**AUFGABE:** Schreibe den Zeitungsartikel über den Oldesloer Lärmaktionsplan im Anschluss an seinen letzten Satz weiter.

**TEXTAUSZUG:**
- - - - - - -
Stormarner Tageblatt 04.10.2019
Lärmaktionsplan wird in Oldesloer Stadtverordnetenversammlung zum „Lokalpolitikzirkus“
Patrick Niemeier Bad Oldesloe Dass die Mehrheit der Stadtverordneten eine Ausweitung der 30er-Zonen in der Kreisstadt befürwortet, steht nach der jüngsten Stadtverordnetenversammlung fest. Doch ob die Abstimmung zu diesem Thema Bestand haben wird – und wenn ja, ob das bedeutet, dass dieser Wunsch tatsächlich umgesetzt wird –, das sind zwei Fragezeichen, die hinter dem aktualisierten Lärmaktionsplan stehen.
Fakt ist: Die überwältigende Mehrheit der Stadtverordneten ist dafür, dass ein umfassendes Paket auf den Weg gebracht wird, das seit Ende 2018 geplant ist. Als Maßnahmen gegen Verkehrslärm hatte der Ausschuss für Umwelt, Energie und Verkehr (UEVA) beschlossen, die Lorentzenstraße in eine Tempo-30-Zone umzuwandeln, ebenso die Mewesstraße, Kurparkallee, den Sülzberg sowie der Pölitzer Weg bis zur Kreuzung Stoltenrieden/Industriestraße. Nachts sollen auch der Berliner Ring, der Konrad-Adenauer-Ring sowie die Ratzeburger Straße im Abschnitt Up den Pahl bis Treppenaufgang Turmstraße nur noch mit 30 befahren werden dürfen.
- - - - - - -
Einträge aus einem Datensatz:
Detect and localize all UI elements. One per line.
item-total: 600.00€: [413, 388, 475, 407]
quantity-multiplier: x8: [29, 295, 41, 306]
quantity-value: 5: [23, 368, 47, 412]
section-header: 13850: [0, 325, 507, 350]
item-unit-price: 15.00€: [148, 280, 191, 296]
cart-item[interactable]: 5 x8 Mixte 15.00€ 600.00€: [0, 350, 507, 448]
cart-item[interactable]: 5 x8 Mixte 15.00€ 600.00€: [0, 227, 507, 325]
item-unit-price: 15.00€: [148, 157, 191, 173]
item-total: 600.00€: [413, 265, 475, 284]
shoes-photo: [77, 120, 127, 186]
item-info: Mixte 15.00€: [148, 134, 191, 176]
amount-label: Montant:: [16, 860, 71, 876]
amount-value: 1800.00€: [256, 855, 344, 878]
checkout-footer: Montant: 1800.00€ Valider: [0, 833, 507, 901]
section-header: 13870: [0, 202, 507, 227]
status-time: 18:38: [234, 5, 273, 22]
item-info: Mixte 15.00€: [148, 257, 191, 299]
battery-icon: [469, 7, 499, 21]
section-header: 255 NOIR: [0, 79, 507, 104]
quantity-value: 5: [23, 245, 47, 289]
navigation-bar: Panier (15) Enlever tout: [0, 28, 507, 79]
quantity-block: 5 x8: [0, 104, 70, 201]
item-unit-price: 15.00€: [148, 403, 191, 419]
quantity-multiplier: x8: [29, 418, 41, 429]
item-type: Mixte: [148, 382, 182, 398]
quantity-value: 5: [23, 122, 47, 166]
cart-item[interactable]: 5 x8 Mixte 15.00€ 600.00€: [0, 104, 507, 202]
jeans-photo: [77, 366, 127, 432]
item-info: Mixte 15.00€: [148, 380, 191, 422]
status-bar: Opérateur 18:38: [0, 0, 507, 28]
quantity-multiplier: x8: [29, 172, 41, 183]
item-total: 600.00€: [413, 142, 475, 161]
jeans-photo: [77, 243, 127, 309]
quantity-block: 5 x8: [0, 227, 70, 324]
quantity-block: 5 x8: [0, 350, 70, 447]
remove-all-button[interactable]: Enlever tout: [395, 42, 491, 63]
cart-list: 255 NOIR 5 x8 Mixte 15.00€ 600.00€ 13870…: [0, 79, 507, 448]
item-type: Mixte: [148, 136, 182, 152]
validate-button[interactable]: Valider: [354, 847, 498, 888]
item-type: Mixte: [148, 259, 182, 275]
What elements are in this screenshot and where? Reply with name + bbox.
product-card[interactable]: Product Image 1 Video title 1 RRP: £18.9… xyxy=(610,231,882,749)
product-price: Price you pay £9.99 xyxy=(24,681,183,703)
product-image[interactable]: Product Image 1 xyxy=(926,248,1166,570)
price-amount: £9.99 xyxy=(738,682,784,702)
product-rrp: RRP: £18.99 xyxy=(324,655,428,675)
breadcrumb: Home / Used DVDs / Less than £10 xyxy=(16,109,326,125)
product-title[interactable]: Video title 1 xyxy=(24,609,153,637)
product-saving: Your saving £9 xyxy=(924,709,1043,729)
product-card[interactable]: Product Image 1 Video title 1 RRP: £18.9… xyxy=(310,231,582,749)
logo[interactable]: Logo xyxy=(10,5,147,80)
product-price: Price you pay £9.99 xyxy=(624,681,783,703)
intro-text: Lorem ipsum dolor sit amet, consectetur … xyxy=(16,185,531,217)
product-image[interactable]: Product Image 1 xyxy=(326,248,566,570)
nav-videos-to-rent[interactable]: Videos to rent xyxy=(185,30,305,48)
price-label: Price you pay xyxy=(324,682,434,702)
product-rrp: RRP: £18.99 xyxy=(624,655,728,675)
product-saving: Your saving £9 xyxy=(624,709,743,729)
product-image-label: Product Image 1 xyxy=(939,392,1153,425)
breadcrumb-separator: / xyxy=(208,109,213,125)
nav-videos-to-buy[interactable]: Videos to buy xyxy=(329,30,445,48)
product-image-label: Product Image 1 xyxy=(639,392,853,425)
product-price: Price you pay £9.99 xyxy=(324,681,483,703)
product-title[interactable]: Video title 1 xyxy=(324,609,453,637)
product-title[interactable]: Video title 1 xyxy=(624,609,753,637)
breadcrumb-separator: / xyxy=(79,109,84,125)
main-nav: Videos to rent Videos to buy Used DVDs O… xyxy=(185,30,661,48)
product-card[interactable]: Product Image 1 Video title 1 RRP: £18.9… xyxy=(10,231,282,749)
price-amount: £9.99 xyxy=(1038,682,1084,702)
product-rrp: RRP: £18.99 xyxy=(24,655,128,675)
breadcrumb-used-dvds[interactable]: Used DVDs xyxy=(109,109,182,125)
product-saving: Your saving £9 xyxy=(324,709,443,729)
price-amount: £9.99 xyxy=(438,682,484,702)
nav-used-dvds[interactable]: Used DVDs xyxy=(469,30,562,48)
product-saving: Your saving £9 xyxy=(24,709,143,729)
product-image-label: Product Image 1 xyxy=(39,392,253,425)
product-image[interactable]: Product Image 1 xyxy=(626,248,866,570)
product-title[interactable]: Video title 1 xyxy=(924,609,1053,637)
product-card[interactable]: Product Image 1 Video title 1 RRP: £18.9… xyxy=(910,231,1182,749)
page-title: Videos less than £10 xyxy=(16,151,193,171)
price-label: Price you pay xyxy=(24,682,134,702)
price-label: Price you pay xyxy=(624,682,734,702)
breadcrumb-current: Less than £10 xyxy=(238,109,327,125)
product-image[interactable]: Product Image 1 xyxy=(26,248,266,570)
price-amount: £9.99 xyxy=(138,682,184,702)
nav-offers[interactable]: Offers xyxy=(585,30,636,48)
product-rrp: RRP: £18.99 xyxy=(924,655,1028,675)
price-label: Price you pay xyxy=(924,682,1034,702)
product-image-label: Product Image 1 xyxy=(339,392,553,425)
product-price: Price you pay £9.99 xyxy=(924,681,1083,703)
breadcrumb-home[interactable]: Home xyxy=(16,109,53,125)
- - - - - - -
**ANTWORT:**
In der Sitzung der Stadtverordnetenversammlung meldete die FBO Zweifel an. „Die 12.000 Euro für eine Lärmberechnung, die eingestellt werden sollen, sind unnötig. Denn wir gehen nach den Erfahrungen der Vergangenheit davon aus, dass die Verkehrsfachbehörden der Einrichtung von 30er-Zonen nicht zustimmen wird. Dann sind die 12.000 Euro verloren“, so Matthias Rohde. Das Geld sei dann zum Fenster rausgeworfen, das könne sich die Stadt nicht leisten. „Ohne Gutachten gibt es so oder so keine 30e r-Zone. Daher müssen wir dieses Gutachten definitiv erstellen lassen“, so Wilfried Janson (Die Grünen), bis zur Stadtverordnetenversammlung noch Vorsitzender des UEVA (wir berichteten).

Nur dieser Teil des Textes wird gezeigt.